• [Written exercise]
Report all lines from the entries below in which "text" appears.

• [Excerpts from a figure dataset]
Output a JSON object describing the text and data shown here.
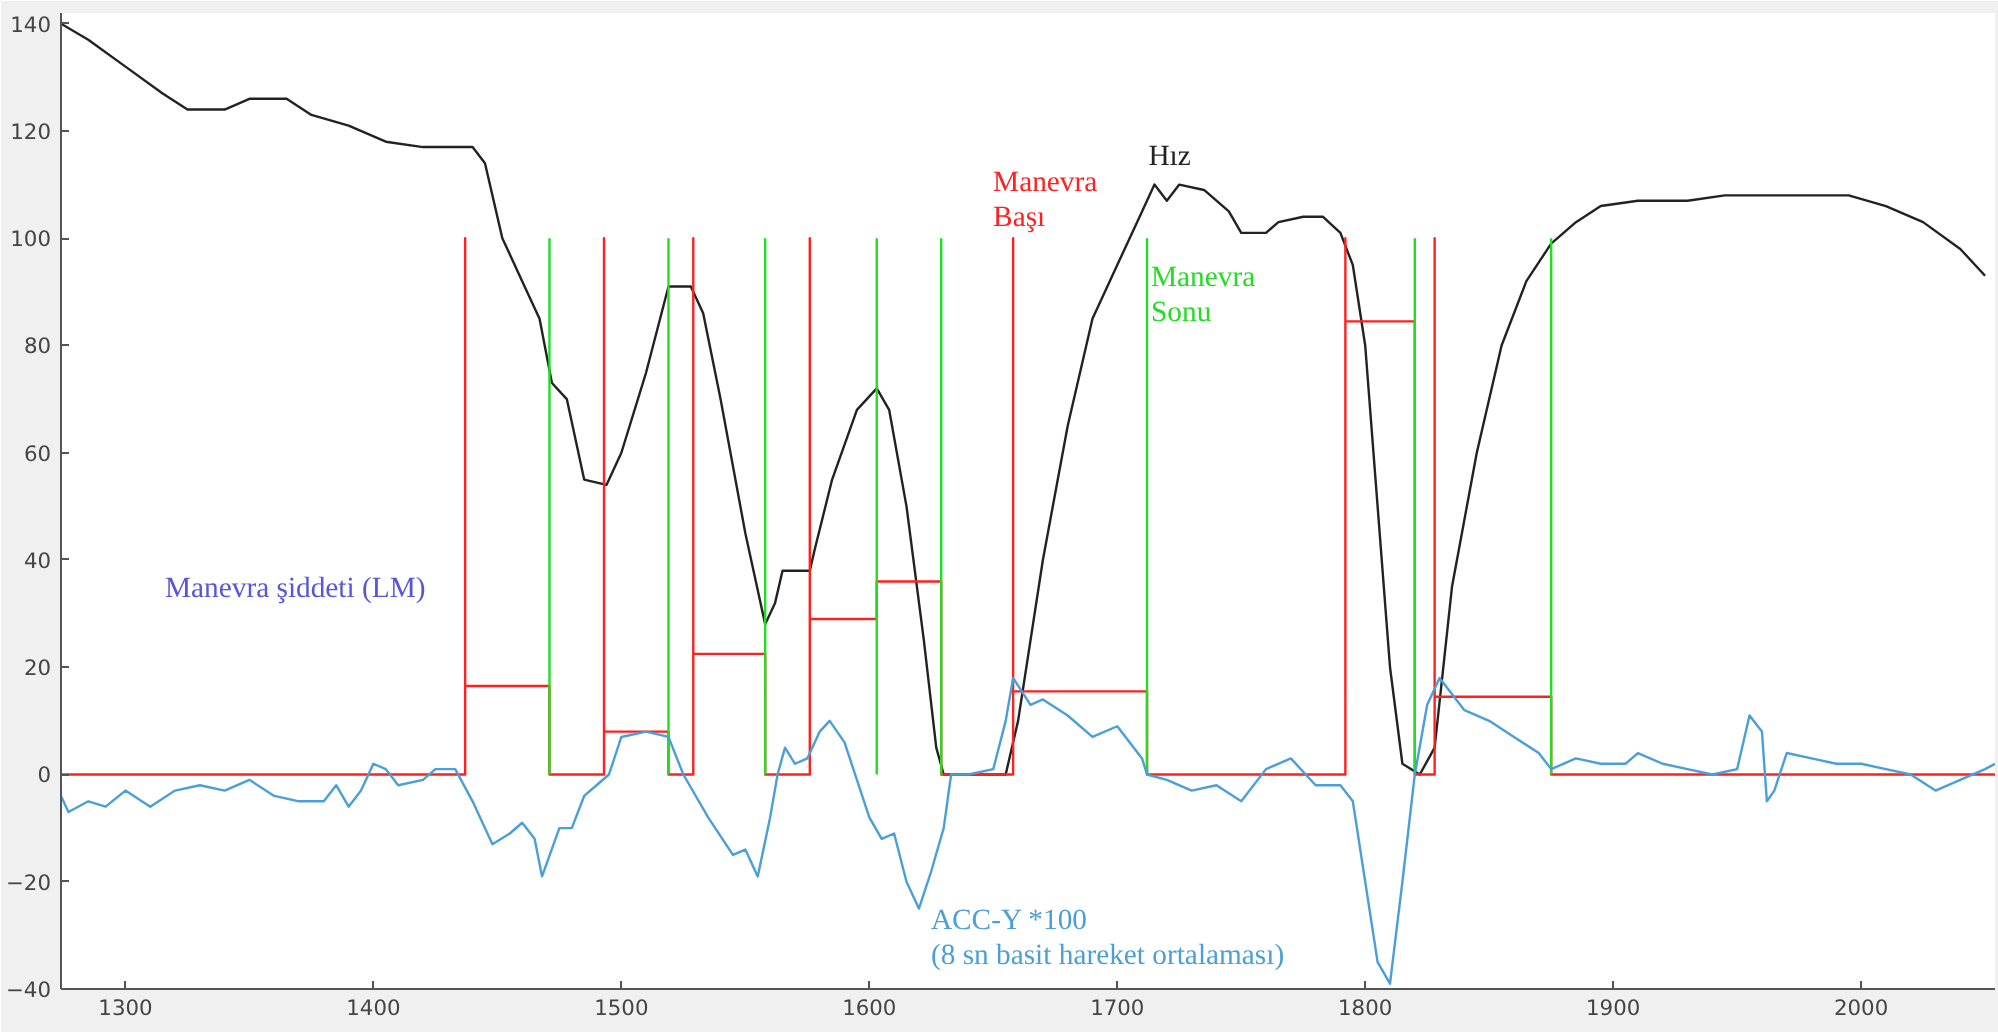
{
  "chart_data": {
    "type": "line",
    "xlim": [
      1274,
      2054
    ],
    "ylim": [
      -40,
      142
    ],
    "xticks": [
      1300,
      1400,
      1500,
      1600,
      1700,
      1800,
      1900,
      2000
    ],
    "yticks": [
      -40,
      -20,
      0,
      20,
      40,
      60,
      80,
      100,
      120,
      140
    ],
    "grid": false,
    "series": [
      {
        "color": "#222222",
        "x": [
          1274,
          1285,
          1300,
          1315,
          1325,
          1340,
          1350,
          1365,
          1375,
          1390,
          1405,
          1420,
          1440,
          1445,
          1452,
          1460,
          1467,
          1472,
          1478,
          1485,
          1494,
          1500,
          1510,
          1519,
          1528,
          1533,
          1540,
          1550,
          1558,
          1562,
          1565,
          1576,
          1578,
          1585,
          1595,
          1603,
          1608,
          1615,
          1622,
          1627,
          1630,
          1655,
          1660,
          1670,
          1680,
          1690,
          1700,
          1710,
          1715,
          1720,
          1725,
          1735,
          1745,
          1750,
          1760,
          1765,
          1775,
          1783,
          1790,
          1795,
          1800,
          1805,
          1810,
          1815,
          1822,
          1828,
          1835,
          1845,
          1855,
          1865,
          1875,
          1885,
          1895,
          1910,
          1930,
          1945,
          1960,
          1980,
          1995,
          2010,
          2025,
          2040,
          2050
        ],
        "values": [
          140,
          137,
          132,
          127,
          124,
          124,
          126,
          126,
          123,
          121,
          118,
          117,
          117,
          114,
          100,
          92,
          85,
          73,
          70,
          55,
          54,
          60,
          75,
          91,
          91,
          86,
          70,
          45,
          28,
          32,
          38,
          38,
          42,
          55,
          68,
          72,
          68,
          50,
          25,
          5,
          0,
          0,
          10,
          40,
          65,
          85,
          95,
          105,
          110,
          107,
          110,
          109,
          105,
          101,
          101,
          103,
          104,
          104,
          101,
          95,
          80,
          50,
          20,
          2,
          0,
          5,
          35,
          60,
          80,
          92,
          99,
          103,
          106,
          107,
          107,
          108,
          108,
          108,
          108,
          106,
          103,
          98,
          93
        ]
      },
      {
        "color": "#ff2020",
        "x": [
          1274,
          1437,
          1437,
          1437,
          1471,
          1471,
          1493,
          1493,
          1493,
          1519,
          1519,
          1529,
          1529,
          1529,
          1558,
          1558,
          1576,
          1576,
          1576,
          1603,
          1603,
          1629,
          1629,
          1658,
          1658,
          1658,
          1712,
          1712,
          1792,
          1792,
          1792,
          1820,
          1820,
          1828,
          1828,
          1828,
          1875,
          1875,
          2054
        ],
        "values": [
          0,
          0,
          100,
          16.5,
          16.5,
          0,
          0,
          100,
          8,
          8,
          0,
          0,
          100,
          22.5,
          22.5,
          0,
          0,
          100,
          29,
          29,
          36,
          36,
          0,
          0,
          100,
          15.5,
          15.5,
          0,
          0,
          100,
          84.5,
          84.5,
          0,
          0,
          100,
          14.5,
          14.5,
          0,
          0
        ]
      },
      {
        "color": "#22dd22",
        "x": [
          1471,
          1471
        ],
        "values": [
          0,
          100
        ]
      },
      {
        "color": "#22dd22",
        "x": [
          1519,
          1519
        ],
        "values": [
          0,
          100
        ]
      },
      {
        "color": "#22dd22",
        "x": [
          1558,
          1558
        ],
        "values": [
          0,
          100
        ]
      },
      {
        "color": "#22dd22",
        "x": [
          1603,
          1603
        ],
        "values": [
          0,
          100
        ]
      },
      {
        "color": "#22dd22",
        "x": [
          1629,
          1629
        ],
        "values": [
          0,
          100
        ]
      },
      {
        "color": "#22dd22",
        "x": [
          1712,
          1712
        ],
        "values": [
          0,
          100
        ]
      },
      {
        "color": "#22dd22",
        "x": [
          1820,
          1820
        ],
        "values": [
          0,
          100
        ]
      },
      {
        "color": "#22dd22",
        "x": [
          1875,
          1875
        ],
        "values": [
          0,
          100
        ]
      },
      {
        "color": "#4a9fd8",
        "x": [
          1274,
          1277,
          1285,
          1292,
          1300,
          1310,
          1320,
          1330,
          1340,
          1350,
          1360,
          1370,
          1380,
          1385,
          1390,
          1395,
          1400,
          1405,
          1410,
          1420,
          1425,
          1433,
          1440,
          1448,
          1455,
          1460,
          1465,
          1468,
          1475,
          1480,
          1485,
          1490,
          1495,
          1500,
          1510,
          1519,
          1525,
          1535,
          1545,
          1550,
          1555,
          1560,
          1563,
          1566,
          1570,
          1575,
          1580,
          1584,
          1590,
          1595,
          1600,
          1605,
          1610,
          1615,
          1620,
          1625,
          1630,
          1633,
          1640,
          1650,
          1655,
          1658,
          1665,
          1670,
          1680,
          1690,
          1700,
          1710,
          1712,
          1720,
          1730,
          1740,
          1750,
          1760,
          1770,
          1780,
          1790,
          1795,
          1800,
          1805,
          1810,
          1815,
          1820,
          1825,
          1830,
          1840,
          1850,
          1860,
          1870,
          1875,
          1885,
          1895,
          1905,
          1910,
          1920,
          1930,
          1940,
          1950,
          1955,
          1960,
          1962,
          1965,
          1970,
          1980,
          1990,
          2000,
          2010,
          2020,
          2030,
          2040,
          2050,
          2054
        ],
        "values": [
          -4,
          -7,
          -5,
          -6,
          -3,
          -6,
          -3,
          -2,
          -3,
          -1,
          -4,
          -5,
          -5,
          -2,
          -6,
          -3,
          2,
          1,
          -2,
          -1,
          1,
          1,
          -5,
          -13,
          -11,
          -9,
          -12,
          -19,
          -10,
          -10,
          -4,
          -2,
          0,
          7,
          8,
          7,
          0,
          -8,
          -15,
          -14,
          -19,
          -8,
          0,
          5,
          2,
          3,
          8,
          10,
          6,
          -1,
          -8,
          -12,
          -11,
          -20,
          -25,
          -18,
          -10,
          0,
          0,
          1,
          10,
          18,
          13,
          14,
          11,
          7,
          9,
          3,
          0,
          -1,
          -3,
          -2,
          -5,
          1,
          3,
          -2,
          -2,
          -5,
          -20,
          -35,
          -39,
          -20,
          0,
          13,
          18,
          12,
          10,
          7,
          4,
          1,
          3,
          2,
          2,
          4,
          2,
          1,
          0,
          1,
          11,
          8,
          -5,
          -3,
          4,
          3,
          2,
          2,
          1,
          0,
          -3,
          -1,
          1,
          2
        ]
      }
    ],
    "annotations": [
      {
        "text": "Hız",
        "x": 1715,
        "y": 110
      },
      {
        "text": "Manevra\nBaşı",
        "x": 1658,
        "y": 100
      },
      {
        "text": "Manevra\nSonu",
        "x": 1712,
        "y": 100
      },
      {
        "text": "ACC-Y *100\n(8 sn basit hareket ortalaması)",
        "x": 1620,
        "y": -25
      },
      "Manevra şiddeti (LM)"
    ]
  }
}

• [The reply]
Output a JSON object describing the text and data shown here.
        "text": "Hız",
        "text": "Manevra\nBaşı",
        "text": "Manevra\nSonu",
        "text": "ACC-Y *100\n(8 sn basit hareket ortalaması)",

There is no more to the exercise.